*Short task:* Turn every line of the entries below into a JSON list of strings, one string per line, with blank lines left out.
## Start Data shown
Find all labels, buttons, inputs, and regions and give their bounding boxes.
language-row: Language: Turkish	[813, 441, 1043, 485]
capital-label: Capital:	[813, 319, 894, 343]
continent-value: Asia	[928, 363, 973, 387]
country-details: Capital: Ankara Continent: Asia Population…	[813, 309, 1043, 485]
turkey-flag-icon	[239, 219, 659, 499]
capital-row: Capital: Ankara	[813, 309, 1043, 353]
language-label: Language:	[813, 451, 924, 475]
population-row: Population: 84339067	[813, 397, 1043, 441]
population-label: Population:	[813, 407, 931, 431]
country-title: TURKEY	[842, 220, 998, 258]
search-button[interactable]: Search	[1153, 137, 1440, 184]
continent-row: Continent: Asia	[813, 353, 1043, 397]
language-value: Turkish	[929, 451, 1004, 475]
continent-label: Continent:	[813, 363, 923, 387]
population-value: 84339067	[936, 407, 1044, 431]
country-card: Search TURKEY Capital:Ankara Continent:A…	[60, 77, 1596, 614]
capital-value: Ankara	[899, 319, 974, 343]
## End Data shown
*The solution:*
[
  "Find all labels, buttons, inputs, and regions and give their bounding boxes.",
  "language-row: Language: Turkish\t[813, 441, 1043, 485]",
  "capital-label: Capital:\t[813, 319, 894, 343]",
  "continent-value: Asia\t[928, 363, 973, 387]",
  "country-details: Capital: Ankara Continent: Asia Population…\t[813, 309, 1043, 485]",
  "turkey-flag-icon\t[239, 219, 659, 499]",
  "capital-row: Capital: Ankara\t[813, 309, 1043, 353]",
  "language-label: Language:\t[813, 451, 924, 475]",
  "population-row: Population: 84339067\t[813, 397, 1043, 441]",
  "population-label: Population:\t[813, 407, 931, 431]",
  "country-title: TURKEY\t[842, 220, 998, 258]",
  "search-button[interactable]: Search\t[1153, 137, 1440, 184]",
  "continent-row: Continent: Asia\t[813, 353, 1043, 397]",
  "language-value: Turkish\t[929, 451, 1004, 475]",
  "continent-label: Continent:\t[813, 363, 923, 387]",
  "population-value: 84339067\t[936, 407, 1044, 431]",
  "country-card: Search TURKEY Capital:Ankara Continent:A…\t[60, 77, 1596, 614]",
  "capital-value: Ankara\t[899, 319, 974, 343]"
]